------ Data rows
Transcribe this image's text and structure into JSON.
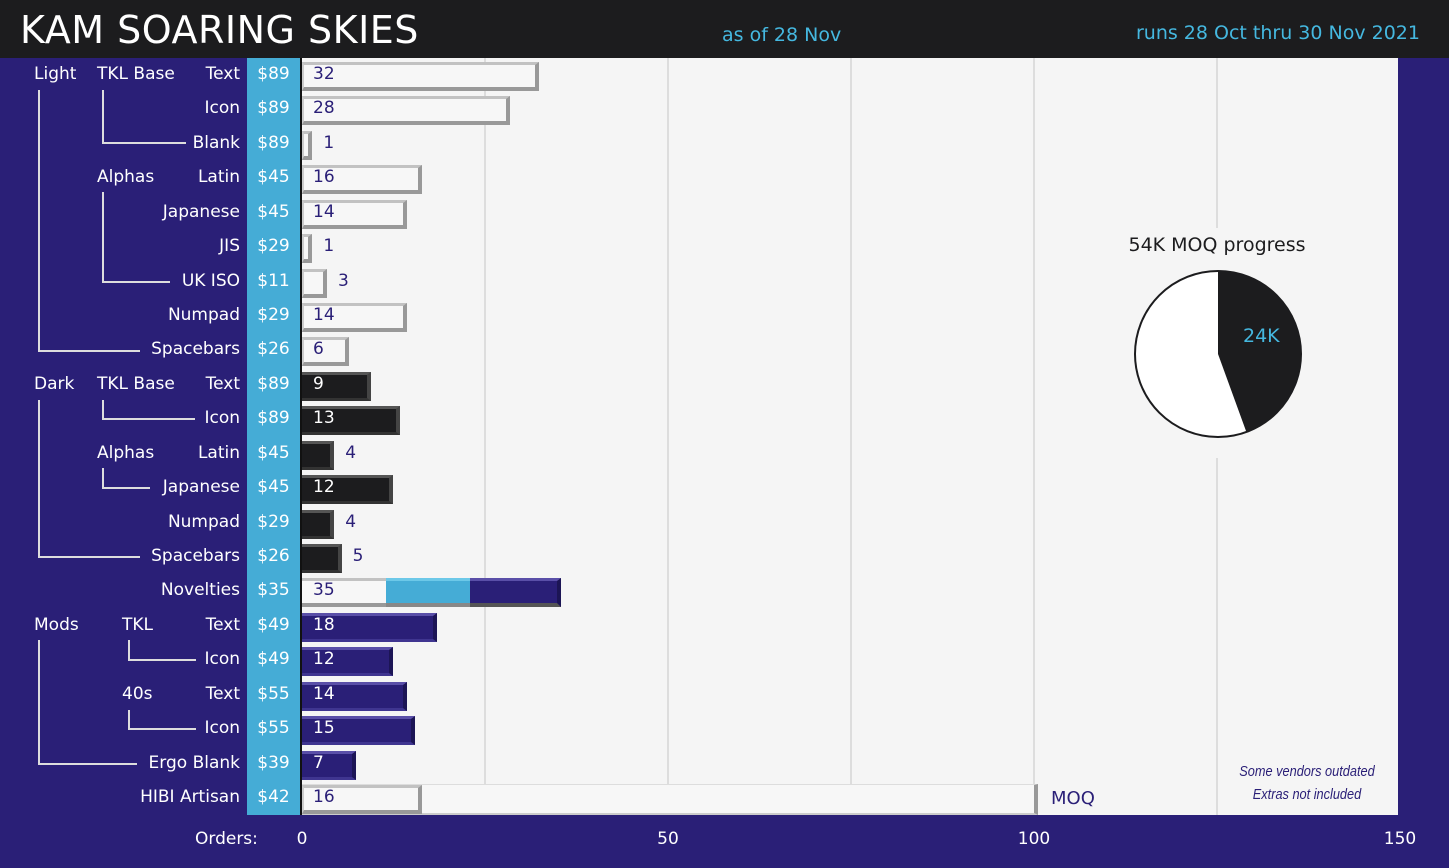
{
  "header": {
    "title": "KAM SOARING SKIES",
    "as_of": "as of 28 Nov",
    "runs": "runs 28 Oct thru 30 Nov 2021"
  },
  "colors": {
    "background": "#2a1f77",
    "header": "#1c1c1e",
    "accent": "#45acd6",
    "light": "#f7f7f7",
    "dark": "#1c1c1e",
    "mods": "#2a1f77"
  },
  "chart_data": [
    {
      "type": "bar",
      "orientation": "horizontal",
      "xlabel": "Orders:",
      "xlim": [
        0,
        150
      ],
      "xticks": [
        0,
        50,
        100,
        150
      ],
      "grid": true,
      "rows": [
        {
          "group": "Light",
          "subgroup": "TKL Base",
          "label": "Text",
          "price": "$89",
          "value": 32,
          "style": "light"
        },
        {
          "group": "",
          "subgroup": "",
          "label": "Icon",
          "price": "$89",
          "value": 28,
          "style": "light"
        },
        {
          "group": "",
          "subgroup": "",
          "label": "Blank",
          "price": "$89",
          "value": 1,
          "style": "light"
        },
        {
          "group": "",
          "subgroup": "Alphas",
          "label": "Latin",
          "price": "$45",
          "value": 16,
          "style": "light"
        },
        {
          "group": "",
          "subgroup": "",
          "label": "Japanese",
          "price": "$45",
          "value": 14,
          "style": "light"
        },
        {
          "group": "",
          "subgroup": "",
          "label": "JIS",
          "price": "$29",
          "value": 1,
          "style": "light"
        },
        {
          "group": "",
          "subgroup": "",
          "label": "UK ISO",
          "price": "$11",
          "value": 3,
          "style": "light"
        },
        {
          "group": "",
          "subgroup": "",
          "label": "Numpad",
          "price": "$29",
          "value": 14,
          "style": "light"
        },
        {
          "group": "",
          "subgroup": "",
          "label": "Spacebars",
          "price": "$26",
          "value": 6,
          "style": "light"
        },
        {
          "group": "Dark",
          "subgroup": "TKL Base",
          "label": "Text",
          "price": "$89",
          "value": 9,
          "style": "dark"
        },
        {
          "group": "",
          "subgroup": "",
          "label": "Icon",
          "price": "$89",
          "value": 13,
          "style": "dark"
        },
        {
          "group": "",
          "subgroup": "Alphas",
          "label": "Latin",
          "price": "$45",
          "value": 4,
          "style": "dark"
        },
        {
          "group": "",
          "subgroup": "",
          "label": "Japanese",
          "price": "$45",
          "value": 12,
          "style": "dark"
        },
        {
          "group": "",
          "subgroup": "",
          "label": "Numpad",
          "price": "$29",
          "value": 4,
          "style": "dark"
        },
        {
          "group": "",
          "subgroup": "",
          "label": "Spacebars",
          "price": "$26",
          "value": 5,
          "style": "dark"
        },
        {
          "group": "",
          "subgroup": "",
          "label": "Novelties",
          "price": "$35",
          "value": 35,
          "style": "novelties",
          "segments": [
            11.5,
            11.5,
            12
          ]
        },
        {
          "group": "Mods",
          "subgroup": "TKL",
          "label": "Text",
          "price": "$49",
          "value": 18,
          "style": "mods"
        },
        {
          "group": "",
          "subgroup": "",
          "label": "Icon",
          "price": "$49",
          "value": 12,
          "style": "mods"
        },
        {
          "group": "",
          "subgroup": "40s",
          "label": "Text",
          "price": "$55",
          "value": 14,
          "style": "mods"
        },
        {
          "group": "",
          "subgroup": "",
          "label": "Icon",
          "price": "$55",
          "value": 15,
          "style": "mods"
        },
        {
          "group": "",
          "subgroup": "",
          "label": "Ergo Blank",
          "price": "$39",
          "value": 7,
          "style": "mods"
        },
        {
          "group": "",
          "subgroup": "",
          "label": "HIBI Artisan",
          "price": "$42",
          "value": 16,
          "style": "light",
          "moq": 100,
          "moq_label": "MOQ"
        }
      ],
      "notes": [
        "Some vendors outdated",
        "Extras not included"
      ]
    },
    {
      "type": "pie",
      "title": "54K MOQ progress",
      "total": 54,
      "progress": 24,
      "progress_label": "24K",
      "colors": [
        "#1c1c1e",
        "#ffffff"
      ]
    }
  ]
}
------------
Leave the pictures out and print the records above exactly as they stand.

Transcribe this image's text and structure into JSON.
{
  "header": {
    "title": "KAM SOARING SKIES",
    "as_of": "as of 28 Nov",
    "runs": "runs 28 Oct thru 30 Nov 2021"
  },
  "colors": {
    "background": "#2a1f77",
    "header": "#1c1c1e",
    "accent": "#45acd6",
    "light": "#f7f7f7",
    "dark": "#1c1c1e",
    "mods": "#2a1f77"
  },
  "chart_data": [
    {
      "type": "bar",
      "orientation": "horizontal",
      "xlabel": "Orders:",
      "xlim": [
        0,
        150
      ],
      "xticks": [
        0,
        50,
        100,
        150
      ],
      "grid": true,
      "rows": [
        {
          "group": "Light",
          "subgroup": "TKL Base",
          "label": "Text",
          "price": "$89",
          "value": 32,
          "style": "light"
        },
        {
          "group": "",
          "subgroup": "",
          "label": "Icon",
          "price": "$89",
          "value": 28,
          "style": "light"
        },
        {
          "group": "",
          "subgroup": "",
          "label": "Blank",
          "price": "$89",
          "value": 1,
          "style": "light"
        },
        {
          "group": "",
          "subgroup": "Alphas",
          "label": "Latin",
          "price": "$45",
          "value": 16,
          "style": "light"
        },
        {
          "group": "",
          "subgroup": "",
          "label": "Japanese",
          "price": "$45",
          "value": 14,
          "style": "light"
        },
        {
          "group": "",
          "subgroup": "",
          "label": "JIS",
          "price": "$29",
          "value": 1,
          "style": "light"
        },
        {
          "group": "",
          "subgroup": "",
          "label": "UK ISO",
          "price": "$11",
          "value": 3,
          "style": "light"
        },
        {
          "group": "",
          "subgroup": "",
          "label": "Numpad",
          "price": "$29",
          "value": 14,
          "style": "light"
        },
        {
          "group": "",
          "subgroup": "",
          "label": "Spacebars",
          "price": "$26",
          "value": 6,
          "style": "light"
        },
        {
          "group": "Dark",
          "subgroup": "TKL Base",
          "label": "Text",
          "price": "$89",
          "value": 9,
          "style": "dark"
        },
        {
          "group": "",
          "subgroup": "",
          "label": "Icon",
          "price": "$89",
          "value": 13,
          "style": "dark"
        },
        {
          "group": "",
          "subgroup": "Alphas",
          "label": "Latin",
          "price": "$45",
          "value": 4,
          "style": "dark"
        },
        {
          "group": "",
          "subgroup": "",
          "label": "Japanese",
          "price": "$45",
          "value": 12,
          "style": "dark"
        },
        {
          "group": "",
          "subgroup": "",
          "label": "Numpad",
          "price": "$29",
          "value": 4,
          "style": "dark"
        },
        {
          "group": "",
          "subgroup": "",
          "label": "Spacebars",
          "price": "$26",
          "value": 5,
          "style": "dark"
        },
        {
          "group": "",
          "subgroup": "",
          "label": "Novelties",
          "price": "$35",
          "value": 35,
          "style": "novelties",
          "segments": [
            11.5,
            11.5,
            12
          ]
        },
        {
          "group": "Mods",
          "subgroup": "TKL",
          "label": "Text",
          "price": "$49",
          "value": 18,
          "style": "mods"
        },
        {
          "group": "",
          "subgroup": "",
          "label": "Icon",
          "price": "$49",
          "value": 12,
          "style": "mods"
        },
        {
          "group": "",
          "subgroup": "40s",
          "label": "Text",
          "price": "$55",
          "value": 14,
          "style": "mods"
        },
        {
          "group": "",
          "subgroup": "",
          "label": "Icon",
          "price": "$55",
          "value": 15,
          "style": "mods"
        },
        {
          "group": "",
          "subgroup": "",
          "label": "Ergo Blank",
          "price": "$39",
          "value": 7,
          "style": "mods"
        },
        {
          "group": "",
          "subgroup": "",
          "label": "HIBI Artisan",
          "price": "$42",
          "value": 16,
          "style": "light",
          "moq": 100,
          "moq_label": "MOQ"
        }
      ],
      "notes": [
        "Some vendors outdated",
        "Extras not included"
      ]
    },
    {
      "type": "pie",
      "title": "54K MOQ progress",
      "total": 54,
      "progress": 24,
      "progress_label": "24K",
      "colors": [
        "#1c1c1e",
        "#ffffff"
      ]
    }
  ]
}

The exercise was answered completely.